_TASK REQUIREMENTS_. All entries should be output exactly as they stand.

_ENTRIES SUPPLIED_.
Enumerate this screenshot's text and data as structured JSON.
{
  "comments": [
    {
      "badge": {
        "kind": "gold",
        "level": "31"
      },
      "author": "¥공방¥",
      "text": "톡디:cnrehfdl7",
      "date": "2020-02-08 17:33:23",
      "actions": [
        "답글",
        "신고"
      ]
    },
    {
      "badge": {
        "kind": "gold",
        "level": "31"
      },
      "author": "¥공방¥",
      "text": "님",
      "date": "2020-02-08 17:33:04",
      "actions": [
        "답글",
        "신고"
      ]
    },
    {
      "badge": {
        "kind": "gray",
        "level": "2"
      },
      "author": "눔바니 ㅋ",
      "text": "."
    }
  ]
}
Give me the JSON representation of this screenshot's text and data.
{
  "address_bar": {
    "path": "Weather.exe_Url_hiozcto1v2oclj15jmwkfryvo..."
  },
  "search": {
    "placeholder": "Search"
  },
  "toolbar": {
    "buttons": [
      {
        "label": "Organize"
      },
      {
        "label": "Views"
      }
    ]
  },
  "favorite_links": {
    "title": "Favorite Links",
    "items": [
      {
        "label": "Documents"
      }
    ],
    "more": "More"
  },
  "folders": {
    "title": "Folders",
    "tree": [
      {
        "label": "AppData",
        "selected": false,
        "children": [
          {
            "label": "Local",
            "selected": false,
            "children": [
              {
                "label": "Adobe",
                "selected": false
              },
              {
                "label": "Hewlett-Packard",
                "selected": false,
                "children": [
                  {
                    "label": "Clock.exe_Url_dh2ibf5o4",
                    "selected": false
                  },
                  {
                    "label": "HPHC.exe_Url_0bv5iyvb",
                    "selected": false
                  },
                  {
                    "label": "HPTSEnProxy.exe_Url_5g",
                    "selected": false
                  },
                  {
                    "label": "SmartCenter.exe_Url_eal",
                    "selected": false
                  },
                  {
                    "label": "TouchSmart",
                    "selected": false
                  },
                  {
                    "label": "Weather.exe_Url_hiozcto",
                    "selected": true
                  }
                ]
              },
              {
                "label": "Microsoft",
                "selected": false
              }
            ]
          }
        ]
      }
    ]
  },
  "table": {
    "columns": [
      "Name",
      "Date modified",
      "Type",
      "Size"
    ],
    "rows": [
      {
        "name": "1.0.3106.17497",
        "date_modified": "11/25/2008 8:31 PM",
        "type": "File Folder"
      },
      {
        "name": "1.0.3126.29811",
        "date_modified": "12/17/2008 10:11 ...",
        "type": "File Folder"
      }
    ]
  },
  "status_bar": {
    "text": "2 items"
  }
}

_ANSWER TO THIS EXERCISE_.
Enumerate this screenshot's text and data as structured JSON.
{
  "comments": [
    {
      "badge": {
        "kind": "gold",
        "level": "31"
      },
      "author": "¥공방¥",
      "text": "톡디:cnrehfdl7",
      "date": "2020-02-08 17:33:23",
      "actions": [
        "답글",
        "신고"
      ]
    },
    {
      "badge": {
        "kind": "gold",
        "level": "31"
      },
      "author": "¥공방¥",
      "text": "님",
      "date": "2020-02-08 17:33:04",
      "actions": [
        "답글",
        "신고"
      ]
    },
    {
      "badge": {
        "kind": "gray",
        "level": "2"
      },
      "author": "눔바니 ㅋ",
      "text": "."
    }
  ]
}
Give me the JSON representation of this screenshot's text and data.
{
  "address_bar": {
    "path": "Weather.exe_Url_hiozcto1v2oclj15jmwkfryvo..."
  },
  "search": {
    "placeholder": "Search"
  },
  "toolbar": {
    "buttons": [
      {
        "label": "Organize"
      },
      {
        "label": "Views"
      }
    ]
  },
  "favorite_links": {
    "title": "Favorite Links",
    "items": [
      {
        "label": "Documents"
      }
    ],
    "more": "More"
  },
  "folders": {
    "title": "Folders",
    "tree": [
      {
        "label": "AppData",
        "selected": false,
        "children": [
          {
            "label": "Local",
            "selected": false,
            "children": [
              {
                "label": "Adobe",
                "selected": false
              },
              {
                "label": "Hewlett-Packard",
                "selected": false,
                "children": [
                  {
                    "label": "Clock.exe_Url_dh2ibf5o4",
                    "selected": false
                  },
                  {
                    "label": "HPHC.exe_Url_0bv5iyvb",
                    "selected": false
                  },
                  {
                    "label": "HPTSEnProxy.exe_Url_5g",
                    "selected": false
                  },
                  {
                    "label": "SmartCenter.exe_Url_eal",
                    "selected": false
                  },
                  {
                    "label": "TouchSmart",
                    "selected": false
                  },
                  {
                    "label": "Weather.exe_Url_hiozcto",
                    "selected": true
                  }
                ]
              },
              {
                "label": "Microsoft",
                "selected": false
              }
            ]
          }
        ]
      }
    ]
  },
  "table": {
    "columns": [
      "Name",
      "Date modified",
      "Type",
      "Size"
    ],
    "rows": [
      {
        "name": "1.0.3106.17497",
        "date_modified": "11/25/2008 8:31 PM",
        "type": "File Folder"
      },
      {
        "name": "1.0.3126.29811",
        "date_modified": "12/17/2008 10:11 ...",
        "type": "File Folder"
      }
    ]
  },
  "status_bar": {
    "text": "2 items"
  }
}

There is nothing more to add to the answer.